» Stated task
Please give the listing again, word for word, with nothing left out.
## begin Supplied material
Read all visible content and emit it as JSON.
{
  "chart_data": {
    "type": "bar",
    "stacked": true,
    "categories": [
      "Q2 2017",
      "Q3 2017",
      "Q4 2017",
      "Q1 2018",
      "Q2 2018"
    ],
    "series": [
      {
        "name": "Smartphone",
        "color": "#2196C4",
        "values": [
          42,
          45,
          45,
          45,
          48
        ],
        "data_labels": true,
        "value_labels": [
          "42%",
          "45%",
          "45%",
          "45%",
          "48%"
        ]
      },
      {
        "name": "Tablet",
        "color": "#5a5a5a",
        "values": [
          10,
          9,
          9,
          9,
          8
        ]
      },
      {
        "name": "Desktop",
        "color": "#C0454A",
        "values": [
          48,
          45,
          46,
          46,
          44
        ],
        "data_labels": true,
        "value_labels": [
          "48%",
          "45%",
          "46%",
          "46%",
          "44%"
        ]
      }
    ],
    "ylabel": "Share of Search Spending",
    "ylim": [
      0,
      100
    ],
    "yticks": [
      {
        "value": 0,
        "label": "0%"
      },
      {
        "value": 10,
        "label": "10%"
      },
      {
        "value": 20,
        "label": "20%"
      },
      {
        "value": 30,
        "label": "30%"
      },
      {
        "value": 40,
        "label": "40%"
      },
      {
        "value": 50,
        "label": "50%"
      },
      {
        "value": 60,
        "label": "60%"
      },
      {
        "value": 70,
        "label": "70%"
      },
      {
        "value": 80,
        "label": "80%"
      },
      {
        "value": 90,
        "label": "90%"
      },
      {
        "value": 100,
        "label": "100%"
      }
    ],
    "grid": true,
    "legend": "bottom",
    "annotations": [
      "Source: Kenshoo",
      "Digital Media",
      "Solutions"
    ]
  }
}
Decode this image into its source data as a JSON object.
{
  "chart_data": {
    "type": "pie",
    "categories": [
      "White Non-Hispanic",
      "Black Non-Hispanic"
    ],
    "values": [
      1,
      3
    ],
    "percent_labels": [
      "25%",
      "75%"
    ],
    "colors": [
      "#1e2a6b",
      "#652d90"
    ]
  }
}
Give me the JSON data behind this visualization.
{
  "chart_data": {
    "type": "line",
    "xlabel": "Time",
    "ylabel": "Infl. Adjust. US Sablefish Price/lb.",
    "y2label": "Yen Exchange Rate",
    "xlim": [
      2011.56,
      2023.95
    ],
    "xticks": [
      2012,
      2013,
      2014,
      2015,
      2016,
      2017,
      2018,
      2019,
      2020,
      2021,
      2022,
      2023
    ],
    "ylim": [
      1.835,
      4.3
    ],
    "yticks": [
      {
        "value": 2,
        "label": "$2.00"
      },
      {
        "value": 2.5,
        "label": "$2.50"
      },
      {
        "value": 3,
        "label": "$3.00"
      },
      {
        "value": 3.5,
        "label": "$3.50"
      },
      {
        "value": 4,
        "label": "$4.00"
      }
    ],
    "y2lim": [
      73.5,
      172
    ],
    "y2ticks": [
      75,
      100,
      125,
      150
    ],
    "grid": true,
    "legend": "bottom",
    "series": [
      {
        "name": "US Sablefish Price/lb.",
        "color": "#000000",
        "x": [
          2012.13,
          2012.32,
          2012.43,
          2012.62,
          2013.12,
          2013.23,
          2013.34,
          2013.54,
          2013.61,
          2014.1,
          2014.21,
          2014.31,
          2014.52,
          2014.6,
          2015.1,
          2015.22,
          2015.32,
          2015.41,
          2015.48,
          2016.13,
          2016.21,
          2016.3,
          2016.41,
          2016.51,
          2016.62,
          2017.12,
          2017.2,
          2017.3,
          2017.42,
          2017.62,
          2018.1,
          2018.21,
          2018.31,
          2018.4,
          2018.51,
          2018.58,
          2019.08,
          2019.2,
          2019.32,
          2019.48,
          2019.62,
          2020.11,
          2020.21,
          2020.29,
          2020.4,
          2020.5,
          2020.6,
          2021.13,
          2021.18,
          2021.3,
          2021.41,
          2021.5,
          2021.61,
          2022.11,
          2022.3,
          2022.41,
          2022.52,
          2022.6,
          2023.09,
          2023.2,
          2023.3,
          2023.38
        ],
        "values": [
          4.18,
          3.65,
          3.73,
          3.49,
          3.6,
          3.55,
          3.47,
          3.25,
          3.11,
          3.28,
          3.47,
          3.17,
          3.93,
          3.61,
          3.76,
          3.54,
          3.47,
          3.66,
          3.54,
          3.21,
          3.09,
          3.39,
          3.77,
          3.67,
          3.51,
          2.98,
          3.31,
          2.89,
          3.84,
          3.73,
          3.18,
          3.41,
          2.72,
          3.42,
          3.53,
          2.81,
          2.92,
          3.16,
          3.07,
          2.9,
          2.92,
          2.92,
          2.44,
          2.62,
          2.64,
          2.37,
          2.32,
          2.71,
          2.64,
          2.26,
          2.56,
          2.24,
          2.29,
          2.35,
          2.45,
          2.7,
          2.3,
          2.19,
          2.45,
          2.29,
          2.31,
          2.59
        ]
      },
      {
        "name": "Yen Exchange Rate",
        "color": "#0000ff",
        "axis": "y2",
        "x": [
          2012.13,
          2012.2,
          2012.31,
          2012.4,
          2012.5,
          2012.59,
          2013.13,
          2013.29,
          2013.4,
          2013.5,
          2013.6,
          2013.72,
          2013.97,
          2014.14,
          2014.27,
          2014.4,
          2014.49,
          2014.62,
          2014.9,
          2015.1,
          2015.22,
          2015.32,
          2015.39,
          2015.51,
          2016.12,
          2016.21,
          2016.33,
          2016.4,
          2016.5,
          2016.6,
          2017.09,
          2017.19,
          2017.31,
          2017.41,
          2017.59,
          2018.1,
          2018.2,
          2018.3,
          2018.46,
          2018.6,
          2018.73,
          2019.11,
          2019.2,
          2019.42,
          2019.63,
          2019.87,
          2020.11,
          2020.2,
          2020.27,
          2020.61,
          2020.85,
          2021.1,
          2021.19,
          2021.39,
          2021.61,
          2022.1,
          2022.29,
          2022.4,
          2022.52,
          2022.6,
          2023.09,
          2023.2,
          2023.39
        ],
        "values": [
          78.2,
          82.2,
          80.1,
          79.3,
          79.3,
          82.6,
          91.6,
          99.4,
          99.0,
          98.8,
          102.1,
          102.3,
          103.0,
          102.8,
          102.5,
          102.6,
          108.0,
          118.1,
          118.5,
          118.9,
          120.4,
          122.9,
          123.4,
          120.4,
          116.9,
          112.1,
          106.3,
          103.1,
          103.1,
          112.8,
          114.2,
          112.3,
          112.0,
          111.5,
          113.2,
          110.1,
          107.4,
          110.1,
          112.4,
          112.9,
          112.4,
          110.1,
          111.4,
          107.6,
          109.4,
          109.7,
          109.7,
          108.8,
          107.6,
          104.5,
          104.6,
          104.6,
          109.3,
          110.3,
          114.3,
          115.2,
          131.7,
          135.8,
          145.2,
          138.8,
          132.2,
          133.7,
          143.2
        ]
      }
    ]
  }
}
## end Supplied material
» Correct output
Read all visible content and emit it as JSON.
{
  "chart_data": {
    "type": "bar",
    "stacked": true,
    "categories": [
      "Q2 2017",
      "Q3 2017",
      "Q4 2017",
      "Q1 2018",
      "Q2 2018"
    ],
    "series": [
      {
        "name": "Smartphone",
        "color": "#2196C4",
        "values": [
          42,
          45,
          45,
          45,
          48
        ],
        "data_labels": true,
        "value_labels": [
          "42%",
          "45%",
          "45%",
          "45%",
          "48%"
        ]
      },
      {
        "name": "Tablet",
        "color": "#5a5a5a",
        "values": [
          10,
          9,
          9,
          9,
          8
        ]
      },
      {
        "name": "Desktop",
        "color": "#C0454A",
        "values": [
          48,
          45,
          46,
          46,
          44
        ],
        "data_labels": true,
        "value_labels": [
          "48%",
          "45%",
          "46%",
          "46%",
          "44%"
        ]
      }
    ],
    "ylabel": "Share of Search Spending",
    "ylim": [
      0,
      100
    ],
    "yticks": [
      {
        "value": 0,
        "label": "0%"
      },
      {
        "value": 10,
        "label": "10%"
      },
      {
        "value": 20,
        "label": "20%"
      },
      {
        "value": 30,
        "label": "30%"
      },
      {
        "value": 40,
        "label": "40%"
      },
      {
        "value": 50,
        "label": "50%"
      },
      {
        "value": 60,
        "label": "60%"
      },
      {
        "value": 70,
        "label": "70%"
      },
      {
        "value": 80,
        "label": "80%"
      },
      {
        "value": 90,
        "label": "90%"
      },
      {
        "value": 100,
        "label": "100%"
      }
    ],
    "grid": true,
    "legend": "bottom",
    "annotations": [
      "Source: Kenshoo",
      "Digital Media",
      "Solutions"
    ]
  }
}
Decode this image into its source data as a JSON object.
{
  "chart_data": {
    "type": "pie",
    "categories": [
      "White Non-Hispanic",
      "Black Non-Hispanic"
    ],
    "values": [
      1,
      3
    ],
    "percent_labels": [
      "25%",
      "75%"
    ],
    "colors": [
      "#1e2a6b",
      "#652d90"
    ]
  }
}
Give me the JSON data behind this visualization.
{
  "chart_data": {
    "type": "line",
    "xlabel": "Time",
    "ylabel": "Infl. Adjust. US Sablefish Price/lb.",
    "y2label": "Yen Exchange Rate",
    "xlim": [
      2011.56,
      2023.95
    ],
    "xticks": [
      2012,
      2013,
      2014,
      2015,
      2016,
      2017,
      2018,
      2019,
      2020,
      2021,
      2022,
      2023
    ],
    "ylim": [
      1.835,
      4.3
    ],
    "yticks": [
      {
        "value": 2,
        "label": "$2.00"
      },
      {
        "value": 2.5,
        "label": "$2.50"
      },
      {
        "value": 3,
        "label": "$3.00"
      },
      {
        "value": 3.5,
        "label": "$3.50"
      },
      {
        "value": 4,
        "label": "$4.00"
      }
    ],
    "y2lim": [
      73.5,
      172
    ],
    "y2ticks": [
      75,
      100,
      125,
      150
    ],
    "grid": true,
    "legend": "bottom",
    "series": [
      {
        "name": "US Sablefish Price/lb.",
        "color": "#000000",
        "x": [
          2012.13,
          2012.32,
          2012.43,
          2012.62,
          2013.12,
          2013.23,
          2013.34,
          2013.54,
          2013.61,
          2014.1,
          2014.21,
          2014.31,
          2014.52,
          2014.6,
          2015.1,
          2015.22,
          2015.32,
          2015.41,
          2015.48,
          2016.13,
          2016.21,
          2016.3,
          2016.41,
          2016.51,
          2016.62,
          2017.12,
          2017.2,
          2017.3,
          2017.42,
          2017.62,
          2018.1,
          2018.21,
          2018.31,
          2018.4,
          2018.51,
          2018.58,
          2019.08,
          2019.2,
          2019.32,
          2019.48,
          2019.62,
          2020.11,
          2020.21,
          2020.29,
          2020.4,
          2020.5,
          2020.6,
          2021.13,
          2021.18,
          2021.3,
          2021.41,
          2021.5,
          2021.61,
          2022.11,
          2022.3,
          2022.41,
          2022.52,
          2022.6,
          2023.09,
          2023.2,
          2023.3,
          2023.38
        ],
        "values": [
          4.18,
          3.65,
          3.73,
          3.49,
          3.6,
          3.55,
          3.47,
          3.25,
          3.11,
          3.28,
          3.47,
          3.17,
          3.93,
          3.61,
          3.76,
          3.54,
          3.47,
          3.66,
          3.54,
          3.21,
          3.09,
          3.39,
          3.77,
          3.67,
          3.51,
          2.98,
          3.31,
          2.89,
          3.84,
          3.73,
          3.18,
          3.41,
          2.72,
          3.42,
          3.53,
          2.81,
          2.92,
          3.16,
          3.07,
          2.9,
          2.92,
          2.92,
          2.44,
          2.62,
          2.64,
          2.37,
          2.32,
          2.71,
          2.64,
          2.26,
          2.56,
          2.24,
          2.29,
          2.35,
          2.45,
          2.7,
          2.3,
          2.19,
          2.45,
          2.29,
          2.31,
          2.59
        ]
      },
      {
        "name": "Yen Exchange Rate",
        "color": "#0000ff",
        "axis": "y2",
        "x": [
          2012.13,
          2012.2,
          2012.31,
          2012.4,
          2012.5,
          2012.59,
          2013.13,
          2013.29,
          2013.4,
          2013.5,
          2013.6,
          2013.72,
          2013.97,
          2014.14,
          2014.27,
          2014.4,
          2014.49,
          2014.62,
          2014.9,
          2015.1,
          2015.22,
          2015.32,
          2015.39,
          2015.51,
          2016.12,
          2016.21,
          2016.33,
          2016.4,
          2016.5,
          2016.6,
          2017.09,
          2017.19,
          2017.31,
          2017.41,
          2017.59,
          2018.1,
          2018.2,
          2018.3,
          2018.46,
          2018.6,
          2018.73,
          2019.11,
          2019.2,
          2019.42,
          2019.63,
          2019.87,
          2020.11,
          2020.2,
          2020.27,
          2020.61,
          2020.85,
          2021.1,
          2021.19,
          2021.39,
          2021.61,
          2022.1,
          2022.29,
          2022.4,
          2022.52,
          2022.6,
          2023.09,
          2023.2,
          2023.39
        ],
        "values": [
          78.2,
          82.2,
          80.1,
          79.3,
          79.3,
          82.6,
          91.6,
          99.4,
          99.0,
          98.8,
          102.1,
          102.3,
          103.0,
          102.8,
          102.5,
          102.6,
          108.0,
          118.1,
          118.5,
          118.9,
          120.4,
          122.9,
          123.4,
          120.4,
          116.9,
          112.1,
          106.3,
          103.1,
          103.1,
          112.8,
          114.2,
          112.3,
          112.0,
          111.5,
          113.2,
          110.1,
          107.4,
          110.1,
          112.4,
          112.9,
          112.4,
          110.1,
          111.4,
          107.6,
          109.4,
          109.7,
          109.7,
          108.8,
          107.6,
          104.5,
          104.6,
          104.6,
          109.3,
          110.3,
          114.3,
          115.2,
          131.7,
          135.8,
          145.2,
          138.8,
          132.2,
          133.7,
          143.2
        ]
      }
    ]
  }
}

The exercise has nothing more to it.